• Brief
The records are to be restated in their entirety, word for word.

• Records provided
# # # # # # #

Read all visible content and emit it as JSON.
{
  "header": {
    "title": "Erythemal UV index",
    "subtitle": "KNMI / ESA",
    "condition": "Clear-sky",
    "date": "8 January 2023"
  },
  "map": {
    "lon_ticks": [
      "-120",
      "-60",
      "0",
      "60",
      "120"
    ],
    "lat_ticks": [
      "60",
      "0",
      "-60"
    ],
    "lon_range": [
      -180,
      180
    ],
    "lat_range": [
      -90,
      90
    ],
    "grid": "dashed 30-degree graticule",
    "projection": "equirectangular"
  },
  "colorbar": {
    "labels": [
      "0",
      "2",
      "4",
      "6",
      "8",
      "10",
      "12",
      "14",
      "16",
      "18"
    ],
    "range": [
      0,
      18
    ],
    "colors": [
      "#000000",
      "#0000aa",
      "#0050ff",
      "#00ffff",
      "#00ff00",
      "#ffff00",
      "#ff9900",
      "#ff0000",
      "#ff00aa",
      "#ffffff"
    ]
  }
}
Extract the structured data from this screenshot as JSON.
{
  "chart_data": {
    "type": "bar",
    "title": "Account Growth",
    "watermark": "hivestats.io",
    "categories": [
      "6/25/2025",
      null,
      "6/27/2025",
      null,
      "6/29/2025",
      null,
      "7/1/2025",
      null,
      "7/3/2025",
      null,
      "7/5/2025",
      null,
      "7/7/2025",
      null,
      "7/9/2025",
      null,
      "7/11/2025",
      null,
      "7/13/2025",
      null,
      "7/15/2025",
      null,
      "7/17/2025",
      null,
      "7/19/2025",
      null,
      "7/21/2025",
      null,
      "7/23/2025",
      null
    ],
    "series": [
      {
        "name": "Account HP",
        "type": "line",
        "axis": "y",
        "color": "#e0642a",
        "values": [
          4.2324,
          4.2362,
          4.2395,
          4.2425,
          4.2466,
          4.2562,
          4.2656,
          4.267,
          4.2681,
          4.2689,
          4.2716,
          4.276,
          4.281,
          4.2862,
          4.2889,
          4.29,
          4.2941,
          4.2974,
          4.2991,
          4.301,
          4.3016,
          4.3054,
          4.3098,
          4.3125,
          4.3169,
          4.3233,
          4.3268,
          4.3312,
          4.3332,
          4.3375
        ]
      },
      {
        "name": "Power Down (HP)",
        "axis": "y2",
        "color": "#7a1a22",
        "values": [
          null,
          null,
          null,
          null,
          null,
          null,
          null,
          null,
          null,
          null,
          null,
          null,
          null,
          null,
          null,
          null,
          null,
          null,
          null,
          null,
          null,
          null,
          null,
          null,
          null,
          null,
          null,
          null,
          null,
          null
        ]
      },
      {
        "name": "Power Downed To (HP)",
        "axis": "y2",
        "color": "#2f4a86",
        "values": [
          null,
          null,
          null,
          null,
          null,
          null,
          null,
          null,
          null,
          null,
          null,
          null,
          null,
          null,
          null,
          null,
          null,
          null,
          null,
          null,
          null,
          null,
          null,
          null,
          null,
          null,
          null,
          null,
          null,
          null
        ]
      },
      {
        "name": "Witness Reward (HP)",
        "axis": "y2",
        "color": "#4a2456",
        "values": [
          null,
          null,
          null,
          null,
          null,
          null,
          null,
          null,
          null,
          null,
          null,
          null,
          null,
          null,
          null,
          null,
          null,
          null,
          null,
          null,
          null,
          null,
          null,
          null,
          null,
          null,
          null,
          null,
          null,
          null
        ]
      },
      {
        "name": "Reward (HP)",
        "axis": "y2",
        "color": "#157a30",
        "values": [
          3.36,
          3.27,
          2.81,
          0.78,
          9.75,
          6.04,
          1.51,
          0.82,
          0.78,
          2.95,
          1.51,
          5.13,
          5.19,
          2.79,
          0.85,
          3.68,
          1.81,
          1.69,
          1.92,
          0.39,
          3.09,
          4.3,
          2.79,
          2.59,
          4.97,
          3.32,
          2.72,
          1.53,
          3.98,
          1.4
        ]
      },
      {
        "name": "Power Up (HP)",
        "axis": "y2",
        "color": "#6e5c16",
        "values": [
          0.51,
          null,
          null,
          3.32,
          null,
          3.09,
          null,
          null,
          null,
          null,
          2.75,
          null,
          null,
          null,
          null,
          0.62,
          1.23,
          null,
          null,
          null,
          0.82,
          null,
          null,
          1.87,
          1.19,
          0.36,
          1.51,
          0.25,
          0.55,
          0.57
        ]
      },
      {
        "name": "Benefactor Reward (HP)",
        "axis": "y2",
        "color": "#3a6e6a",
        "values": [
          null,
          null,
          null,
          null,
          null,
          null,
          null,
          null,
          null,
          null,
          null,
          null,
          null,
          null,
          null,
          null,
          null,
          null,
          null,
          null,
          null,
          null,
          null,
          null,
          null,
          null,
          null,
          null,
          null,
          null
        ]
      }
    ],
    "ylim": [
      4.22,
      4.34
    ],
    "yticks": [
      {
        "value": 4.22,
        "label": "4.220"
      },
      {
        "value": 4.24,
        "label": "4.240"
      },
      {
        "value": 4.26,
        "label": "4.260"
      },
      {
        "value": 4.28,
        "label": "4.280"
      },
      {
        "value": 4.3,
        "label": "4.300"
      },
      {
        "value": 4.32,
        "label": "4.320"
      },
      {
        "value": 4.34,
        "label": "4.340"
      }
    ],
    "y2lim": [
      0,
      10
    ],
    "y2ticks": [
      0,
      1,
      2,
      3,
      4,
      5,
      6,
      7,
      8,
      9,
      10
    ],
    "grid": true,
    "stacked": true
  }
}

# # # # # # #

• Task answer
Read all visible content and emit it as JSON.
{
  "header": {
    "title": "Erythemal UV index",
    "subtitle": "KNMI / ESA",
    "condition": "Clear-sky",
    "date": "8 January 2023"
  },
  "map": {
    "lon_ticks": [
      "-120",
      "-60",
      "0",
      "60",
      "120"
    ],
    "lat_ticks": [
      "60",
      "0",
      "-60"
    ],
    "lon_range": [
      -180,
      180
    ],
    "lat_range": [
      -90,
      90
    ],
    "grid": "dashed 30-degree graticule",
    "projection": "equirectangular"
  },
  "colorbar": {
    "labels": [
      "0",
      "2",
      "4",
      "6",
      "8",
      "10",
      "12",
      "14",
      "16",
      "18"
    ],
    "range": [
      0,
      18
    ],
    "colors": [
      "#000000",
      "#0000aa",
      "#0050ff",
      "#00ffff",
      "#00ff00",
      "#ffff00",
      "#ff9900",
      "#ff0000",
      "#ff00aa",
      "#ffffff"
    ]
  }
}
Extract the structured data from this screenshot as JSON.
{
  "chart_data": {
    "type": "bar",
    "title": "Account Growth",
    "watermark": "hivestats.io",
    "categories": [
      "6/25/2025",
      null,
      "6/27/2025",
      null,
      "6/29/2025",
      null,
      "7/1/2025",
      null,
      "7/3/2025",
      null,
      "7/5/2025",
      null,
      "7/7/2025",
      null,
      "7/9/2025",
      null,
      "7/11/2025",
      null,
      "7/13/2025",
      null,
      "7/15/2025",
      null,
      "7/17/2025",
      null,
      "7/19/2025",
      null,
      "7/21/2025",
      null,
      "7/23/2025",
      null
    ],
    "series": [
      {
        "name": "Account HP",
        "type": "line",
        "axis": "y",
        "color": "#e0642a",
        "values": [
          4.2324,
          4.2362,
          4.2395,
          4.2425,
          4.2466,
          4.2562,
          4.2656,
          4.267,
          4.2681,
          4.2689,
          4.2716,
          4.276,
          4.281,
          4.2862,
          4.2889,
          4.29,
          4.2941,
          4.2974,
          4.2991,
          4.301,
          4.3016,
          4.3054,
          4.3098,
          4.3125,
          4.3169,
          4.3233,
          4.3268,
          4.3312,
          4.3332,
          4.3375
        ]
      },
      {
        "name": "Power Down (HP)",
        "axis": "y2",
        "color": "#7a1a22",
        "values": [
          null,
          null,
          null,
          null,
          null,
          null,
          null,
          null,
          null,
          null,
          null,
          null,
          null,
          null,
          null,
          null,
          null,
          null,
          null,
          null,
          null,
          null,
          null,
          null,
          null,
          null,
          null,
          null,
          null,
          null
        ]
      },
      {
        "name": "Power Downed To (HP)",
        "axis": "y2",
        "color": "#2f4a86",
        "values": [
          null,
          null,
          null,
          null,
          null,
          null,
          null,
          null,
          null,
          null,
          null,
          null,
          null,
          null,
          null,
          null,
          null,
          null,
          null,
          null,
          null,
          null,
          null,
          null,
          null,
          null,
          null,
          null,
          null,
          null
        ]
      },
      {
        "name": "Witness Reward (HP)",
        "axis": "y2",
        "color": "#4a2456",
        "values": [
          null,
          null,
          null,
          null,
          null,
          null,
          null,
          null,
          null,
          null,
          null,
          null,
          null,
          null,
          null,
          null,
          null,
          null,
          null,
          null,
          null,
          null,
          null,
          null,
          null,
          null,
          null,
          null,
          null,
          null
        ]
      },
      {
        "name": "Reward (HP)",
        "axis": "y2",
        "color": "#157a30",
        "values": [
          3.36,
          3.27,
          2.81,
          0.78,
          9.75,
          6.04,
          1.51,
          0.82,
          0.78,
          2.95,
          1.51,
          5.13,
          5.19,
          2.79,
          0.85,
          3.68,
          1.81,
          1.69,
          1.92,
          0.39,
          3.09,
          4.3,
          2.79,
          2.59,
          4.97,
          3.32,
          2.72,
          1.53,
          3.98,
          1.4
        ]
      },
      {
        "name": "Power Up (HP)",
        "axis": "y2",
        "color": "#6e5c16",
        "values": [
          0.51,
          null,
          null,
          3.32,
          null,
          3.09,
          null,
          null,
          null,
          null,
          2.75,
          null,
          null,
          null,
          null,
          0.62,
          1.23,
          null,
          null,
          null,
          0.82,
          null,
          null,
          1.87,
          1.19,
          0.36,
          1.51,
          0.25,
          0.55,
          0.57
        ]
      },
      {
        "name": "Benefactor Reward (HP)",
        "axis": "y2",
        "color": "#3a6e6a",
        "values": [
          null,
          null,
          null,
          null,
          null,
          null,
          null,
          null,
          null,
          null,
          null,
          null,
          null,
          null,
          null,
          null,
          null,
          null,
          null,
          null,
          null,
          null,
          null,
          null,
          null,
          null,
          null,
          null,
          null,
          null
        ]
      }
    ],
    "ylim": [
      4.22,
      4.34
    ],
    "yticks": [
      {
        "value": 4.22,
        "label": "4.220"
      },
      {
        "value": 4.24,
        "label": "4.240"
      },
      {
        "value": 4.26,
        "label": "4.260"
      },
      {
        "value": 4.28,
        "label": "4.280"
      },
      {
        "value": 4.3,
        "label": "4.300"
      },
      {
        "value": 4.32,
        "label": "4.320"
      },
      {
        "value": 4.34,
        "label": "4.340"
      }
    ],
    "y2lim": [
      0,
      10
    ],
    "y2ticks": [
      0,
      1,
      2,
      3,
      4,
      5,
      6,
      7,
      8,
      9,
      10
    ],
    "grid": true,
    "stacked": true
  }
}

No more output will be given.